EXERCISE GOAL: Scan the entries below. List each line with "name".

Begin INFORMATION SHOWN

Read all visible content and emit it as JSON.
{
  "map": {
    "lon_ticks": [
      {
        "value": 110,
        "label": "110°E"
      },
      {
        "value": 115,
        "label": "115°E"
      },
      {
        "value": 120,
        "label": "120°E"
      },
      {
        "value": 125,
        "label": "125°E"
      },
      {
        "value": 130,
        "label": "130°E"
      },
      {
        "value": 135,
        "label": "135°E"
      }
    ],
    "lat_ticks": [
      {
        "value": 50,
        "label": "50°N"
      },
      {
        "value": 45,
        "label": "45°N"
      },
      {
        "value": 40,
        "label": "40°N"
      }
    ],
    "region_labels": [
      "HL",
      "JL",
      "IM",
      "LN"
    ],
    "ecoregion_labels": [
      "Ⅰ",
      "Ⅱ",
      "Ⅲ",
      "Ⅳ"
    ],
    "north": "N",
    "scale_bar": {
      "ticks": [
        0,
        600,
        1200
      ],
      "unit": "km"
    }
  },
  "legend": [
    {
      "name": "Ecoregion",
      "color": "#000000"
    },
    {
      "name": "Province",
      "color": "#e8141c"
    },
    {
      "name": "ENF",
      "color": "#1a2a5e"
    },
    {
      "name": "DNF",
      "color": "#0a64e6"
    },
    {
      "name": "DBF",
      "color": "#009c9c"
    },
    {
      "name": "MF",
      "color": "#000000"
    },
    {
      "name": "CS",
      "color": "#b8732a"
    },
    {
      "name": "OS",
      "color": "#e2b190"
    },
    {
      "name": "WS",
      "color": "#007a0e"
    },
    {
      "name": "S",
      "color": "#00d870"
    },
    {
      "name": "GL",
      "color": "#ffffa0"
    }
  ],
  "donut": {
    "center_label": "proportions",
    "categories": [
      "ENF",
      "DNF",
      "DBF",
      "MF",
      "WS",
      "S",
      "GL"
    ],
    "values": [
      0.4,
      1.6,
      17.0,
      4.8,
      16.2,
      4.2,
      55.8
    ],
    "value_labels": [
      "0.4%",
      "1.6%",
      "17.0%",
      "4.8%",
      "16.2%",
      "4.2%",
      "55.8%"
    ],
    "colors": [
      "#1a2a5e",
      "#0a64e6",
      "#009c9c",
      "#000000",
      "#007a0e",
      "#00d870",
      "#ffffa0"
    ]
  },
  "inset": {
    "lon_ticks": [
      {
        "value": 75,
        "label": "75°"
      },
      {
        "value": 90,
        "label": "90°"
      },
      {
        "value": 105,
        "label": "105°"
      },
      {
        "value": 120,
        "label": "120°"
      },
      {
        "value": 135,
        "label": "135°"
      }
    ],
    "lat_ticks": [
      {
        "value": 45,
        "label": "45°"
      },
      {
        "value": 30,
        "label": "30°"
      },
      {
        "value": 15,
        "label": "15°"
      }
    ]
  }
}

End INFORMATION SHOWN

WORKED ANSWER:
      "name": "Ecoregion",
      "name": "Province",
      "name": "ENF",
      "name": "DNF",
      "name": "DBF",
      "name": "MF",
      "name": "CS",
      "name": "OS",
      "name": "WS",
      "name": "S",
      "name": "GL",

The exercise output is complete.